SHORT EXERCISE: Give back the records below exactly, every one, with no pictures.

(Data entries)
────────

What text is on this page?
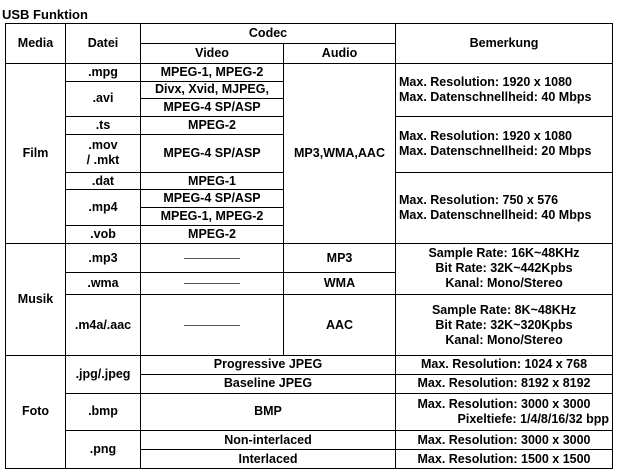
USB Funktion
Media	Datei	Codec		Bemerkung
		Video	Audio	
Film	.mpg	MPEG-1, MPEG-2	MP3,WMA,AAC	Max. Resolution: 1920 x 1080
Max. Datenschnellheid: 40 Mbps

	.avi	Divx, Xvid, MJPEG,		
		MPEG-4 SP/ASP		
	.ts	MPEG-2		Max. Resolution: 1920 x 1080
Max. Datenschnellheid: 20 Mbps

	.mov
/ .mkt	MPEG-4 SP/ASP		
	.dat	MPEG-1		Max. Resolution: 750 x 576
Max. Datenschnellheid: 40 Mbps

	.mp4	MPEG-4 SP/ASP		
		MPEG-1, MPEG-2		
	.vob	MPEG-2		
Musik	.mp3		MP3	Sample Rate: 16K~48KHz
Bit Rate: 32K~442Kpbs
Kanal: Mono/Stereo

	.wma		WMA	
	.m4a/.aac		AAC	Sample Rate: 8K~48KHz
Bit Rate: 32K~320Kpbs
Kanal: Mono/Stereo

Foto	.jpg/.jpeg	Progressive JPEG		Max. Resolution: 1024 x 768
		Baseline JPEG		Max. Resolution: 8192 x 8192
	.bmp	BMP		Max. Resolution: 3000 x 3000
Pixeltiefe: 1/4/8/16/32 bpp

	.png	Non-interlaced		Max. Resolution: 3000 x 3000
		Interlaced		Max. Resolution: 1500 x 1500
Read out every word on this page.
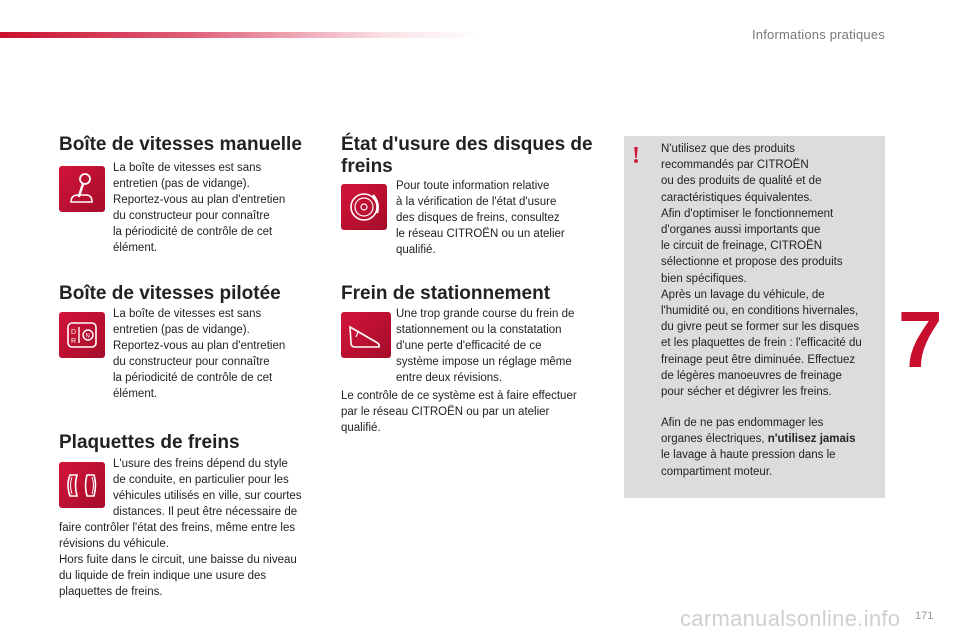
Informations pratiques
7
Boîte de vitesses manuelle

La boîte de vitesses est sans
entretien (pas de vidange).
Reportez-vous au plan d'entretien
du constructeur pour connaître
la périodicité de contrôle de cet
élément.

Boîte de vitesses pilotée
D
R
N

La boîte de vitesses est sans
entretien (pas de vidange).
Reportez-vous au plan d'entretien
du constructeur pour connaître
la périodicité de contrôle de cet
élément.

Plaquettes de freins

L'usure des freins dépend du style
de conduite, en particulier pour les
véhicules utilisés en ville, sur courtes
distances. Il peut être nécessaire de

faire contrôler l'état des freins, même entre les
révisions du véhicule.
Hors fuite dans le circuit, une baisse du niveau
du liquide de frein indique une usure des
plaquettes de freins.

État d'usure des disques de
freins

Pour toute information relative
à la vérification de l'état d'usure
des disques de freins, consultez
le réseau CITROËN ou un atelier
qualifié.

Frein de stationnement

Une trop grande course du frein de
stationnement ou la constatation
d'une perte d'efficacité de ce
système impose un réglage même
entre deux révisions.

Le contrôle de ce système est à faire effectuer
par le réseau CITROËN ou par un atelier
qualifié.

! N'utilisez que des produits
recommandés par CITROËN
ou des produits de qualité et de
caractéristiques équivalentes.
Afin d'optimiser le fonctionnement
d'organes aussi importants que
le circuit de freinage, CITROËN
sélectionne et propose des produits
bien spécifiques.
Après un lavage du véhicule, de
l'humidité ou, en conditions hivernales,
du givre peut se former sur les disques
et les plaquettes de frein : l'efficacité du
freinage peut être diminuée. Effectuez
de légères manoeuvres de freinage
pour sécher et dégivrer les freins.

Afin de ne pas endommager les
organes électriques, n'utilisez jamais
le lavage à haute pression dans le
compartiment moteur.

carmanualsonline.info 171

────────

ANSWER TO THIS PROBLEM:
What text is on this page?
USB Funktion
Media	Datei	Codec		Bemerkung
		Video	Audio	
Film	.mpg	MPEG-1, MPEG-2	MP3,WMA,AAC	Max. Resolution: 1920 x 1080
Max. Datenschnellheid: 40 Mbps

	.avi	Divx, Xvid, MJPEG,		
		MPEG-4 SP/ASP		
	.ts	MPEG-2		Max. Resolution: 1920 x 1080
Max. Datenschnellheid: 20 Mbps

	.mov
/ .mkt	MPEG-4 SP/ASP		
	.dat	MPEG-1		Max. Resolution: 750 x 576
Max. Datenschnellheid: 40 Mbps

	.mp4	MPEG-4 SP/ASP		
		MPEG-1, MPEG-2		
	.vob	MPEG-2		
Musik	.mp3		MP3	Sample Rate: 16K~48KHz
Bit Rate: 32K~442Kpbs
Kanal: Mono/Stereo

	.wma		WMA	
	.m4a/.aac		AAC	Sample Rate: 8K~48KHz
Bit Rate: 32K~320Kpbs
Kanal: Mono/Stereo

Foto	.jpg/.jpeg	Progressive JPEG		Max. Resolution: 1024 x 768
		Baseline JPEG		Max. Resolution: 8192 x 8192
	.bmp	BMP		Max. Resolution: 3000 x 3000
Pixeltiefe: 1/4/8/16/32 bpp

	.png	Non-interlaced		Max. Resolution: 3000 x 3000
		Interlaced		Max. Resolution: 1500 x 1500
Read out every word on this page.
Informations pratiques
7
Boîte de vitesses manuelle

La boîte de vitesses est sans
entretien (pas de vidange).
Reportez-vous au plan d'entretien
du constructeur pour connaître
la périodicité de contrôle de cet
élément.

Boîte de vitesses pilotée
D
R
N

La boîte de vitesses est sans
entretien (pas de vidange).
Reportez-vous au plan d'entretien
du constructeur pour connaître
la périodicité de contrôle de cet
élément.

Plaquettes de freins

L'usure des freins dépend du style
de conduite, en particulier pour les
véhicules utilisés en ville, sur courtes
distances. Il peut être nécessaire de

faire contrôler l'état des freins, même entre les
révisions du véhicule.
Hors fuite dans le circuit, une baisse du niveau
du liquide de frein indique une usure des
plaquettes de freins.

État d'usure des disques de
freins

Pour toute information relative
à la vérification de l'état d'usure
des disques de freins, consultez
le réseau CITROËN ou un atelier
qualifié.

Frein de stationnement

Une trop grande course du frein de
stationnement ou la constatation
d'une perte d'efficacité de ce
système impose un réglage même
entre deux révisions.

Le contrôle de ce système est à faire effectuer
par le réseau CITROËN ou par un atelier
qualifié.

! N'utilisez que des produits
recommandés par CITROËN
ou des produits de qualité et de
caractéristiques équivalentes.
Afin d'optimiser le fonctionnement
d'organes aussi importants que
le circuit de freinage, CITROËN
sélectionne et propose des produits
bien spécifiques.
Après un lavage du véhicule, de
l'humidité ou, en conditions hivernales,
du givre peut se former sur les disques
et les plaquettes de frein : l'efficacité du
freinage peut être diminuée. Effectuez
de légères manoeuvres de freinage
pour sécher et dégivrer les freins.

Afin de ne pas endommager les
organes électriques, n'utilisez jamais
le lavage à haute pression dans le
compartiment moteur.

carmanualsonline.info 171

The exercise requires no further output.